■ **STATED PROBLEM**: Wherever a line in the data below holds "JSON", copy that line.

■ **DATA TO USE**:
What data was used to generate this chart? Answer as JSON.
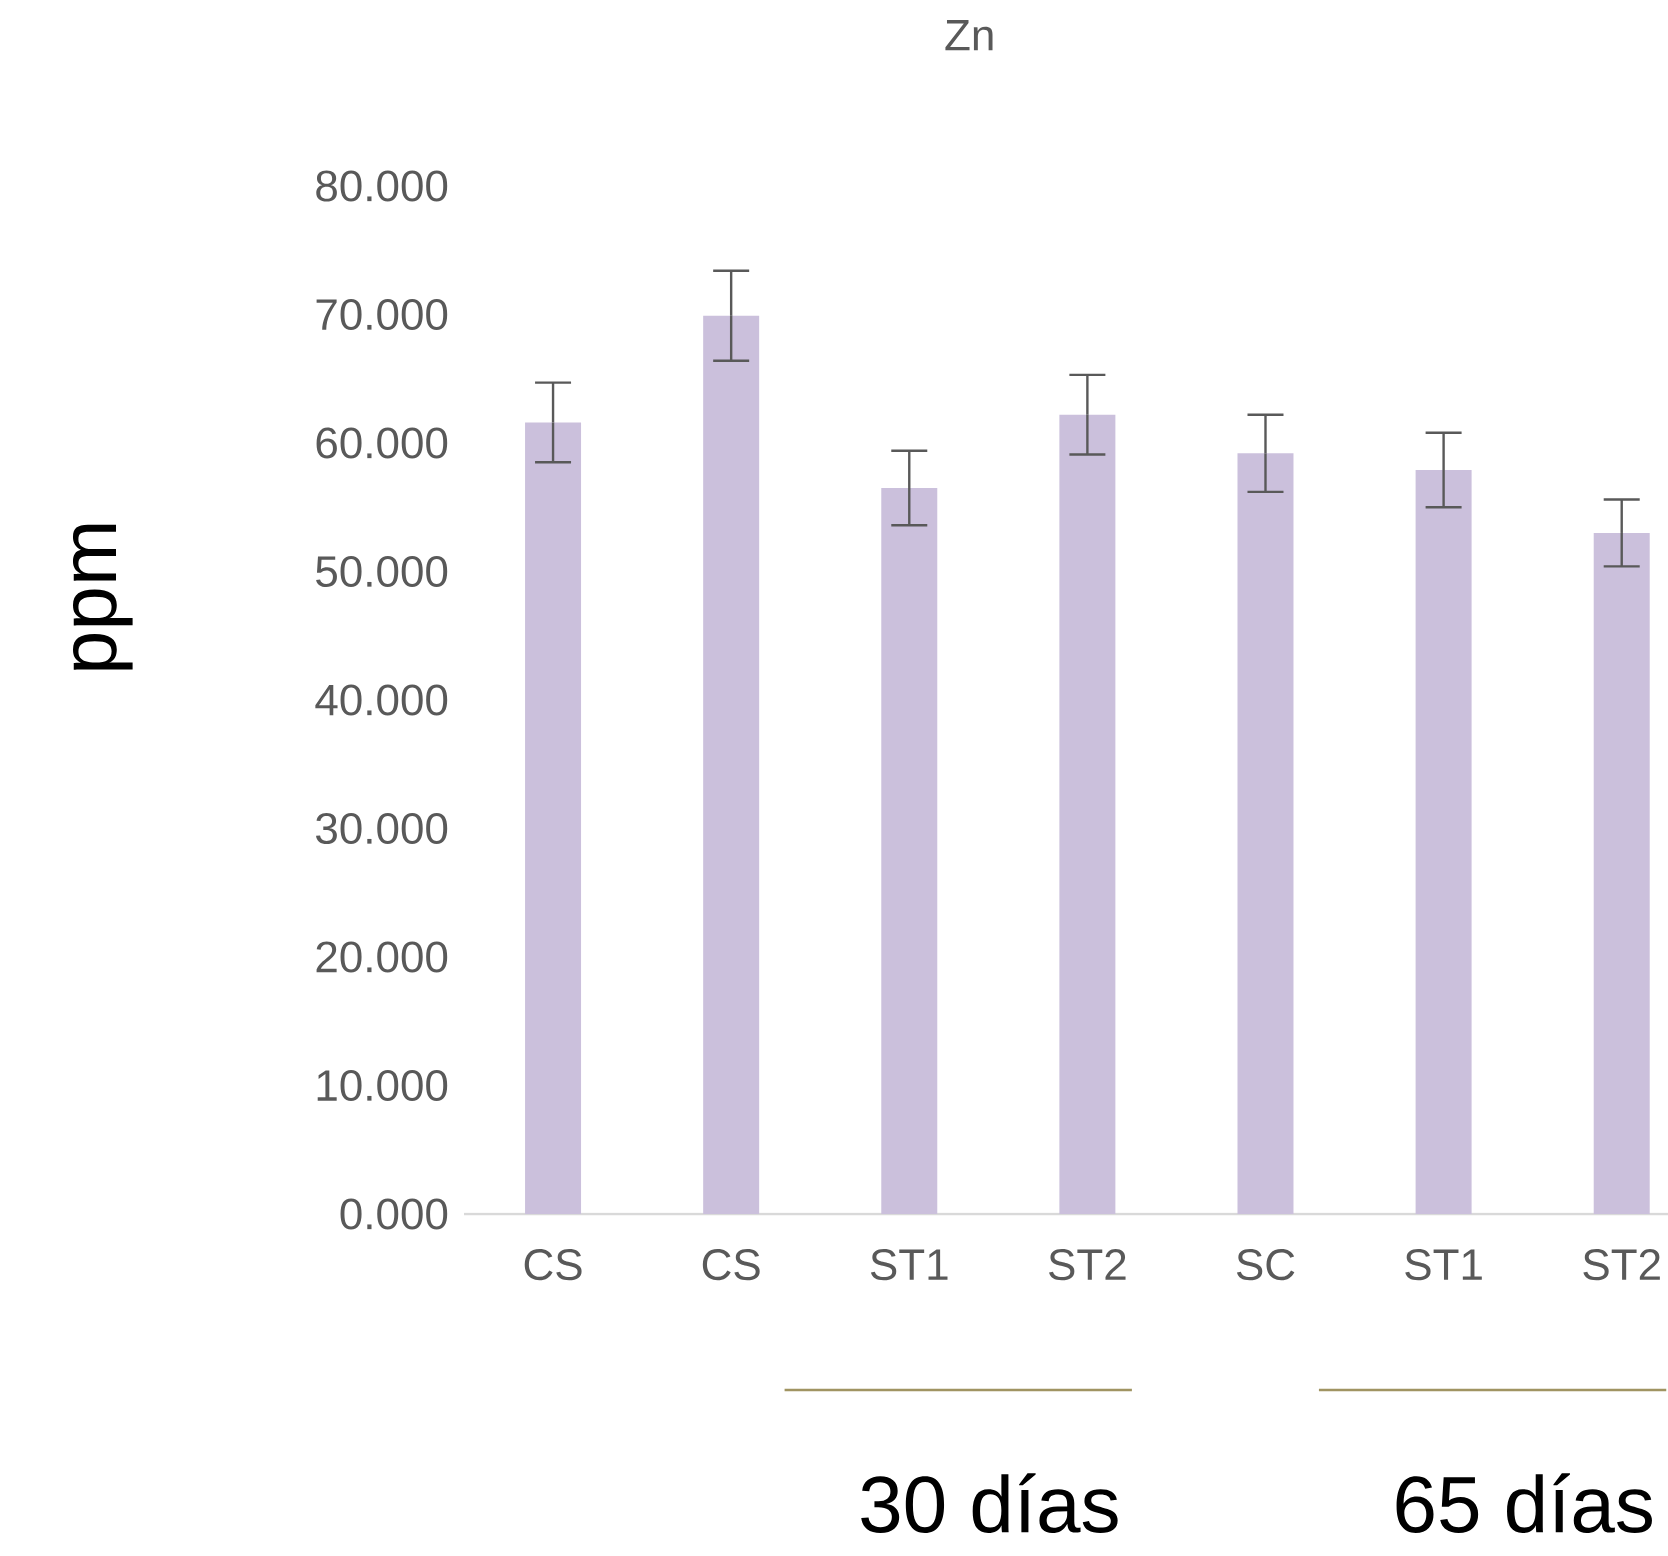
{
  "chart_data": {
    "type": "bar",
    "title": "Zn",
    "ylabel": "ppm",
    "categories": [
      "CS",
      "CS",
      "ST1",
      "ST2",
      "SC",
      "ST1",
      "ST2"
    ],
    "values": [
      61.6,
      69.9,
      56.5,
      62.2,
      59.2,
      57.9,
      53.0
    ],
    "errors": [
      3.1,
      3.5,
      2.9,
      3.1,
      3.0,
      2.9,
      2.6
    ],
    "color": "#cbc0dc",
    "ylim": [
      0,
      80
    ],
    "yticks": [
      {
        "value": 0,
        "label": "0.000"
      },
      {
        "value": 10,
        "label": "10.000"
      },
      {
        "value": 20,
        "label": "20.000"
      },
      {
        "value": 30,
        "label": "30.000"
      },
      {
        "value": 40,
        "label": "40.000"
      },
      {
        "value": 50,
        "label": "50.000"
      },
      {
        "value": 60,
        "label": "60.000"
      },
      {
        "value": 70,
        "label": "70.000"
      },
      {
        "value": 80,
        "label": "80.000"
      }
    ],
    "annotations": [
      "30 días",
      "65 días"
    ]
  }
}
...
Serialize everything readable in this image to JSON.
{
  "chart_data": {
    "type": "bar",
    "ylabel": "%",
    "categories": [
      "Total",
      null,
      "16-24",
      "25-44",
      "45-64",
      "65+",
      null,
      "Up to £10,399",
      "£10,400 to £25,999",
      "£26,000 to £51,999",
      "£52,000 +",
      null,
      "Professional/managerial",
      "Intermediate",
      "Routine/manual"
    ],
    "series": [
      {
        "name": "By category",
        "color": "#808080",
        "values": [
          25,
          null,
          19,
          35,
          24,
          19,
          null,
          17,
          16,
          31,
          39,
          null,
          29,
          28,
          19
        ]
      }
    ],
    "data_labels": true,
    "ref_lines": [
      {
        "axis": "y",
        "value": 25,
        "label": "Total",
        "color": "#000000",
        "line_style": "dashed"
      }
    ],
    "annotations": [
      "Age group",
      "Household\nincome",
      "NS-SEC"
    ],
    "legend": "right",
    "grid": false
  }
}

■ **THE ANSWER**:
What data was used to generate this chart? Answer as JSON.
Serialize everything readable in this image to JSON.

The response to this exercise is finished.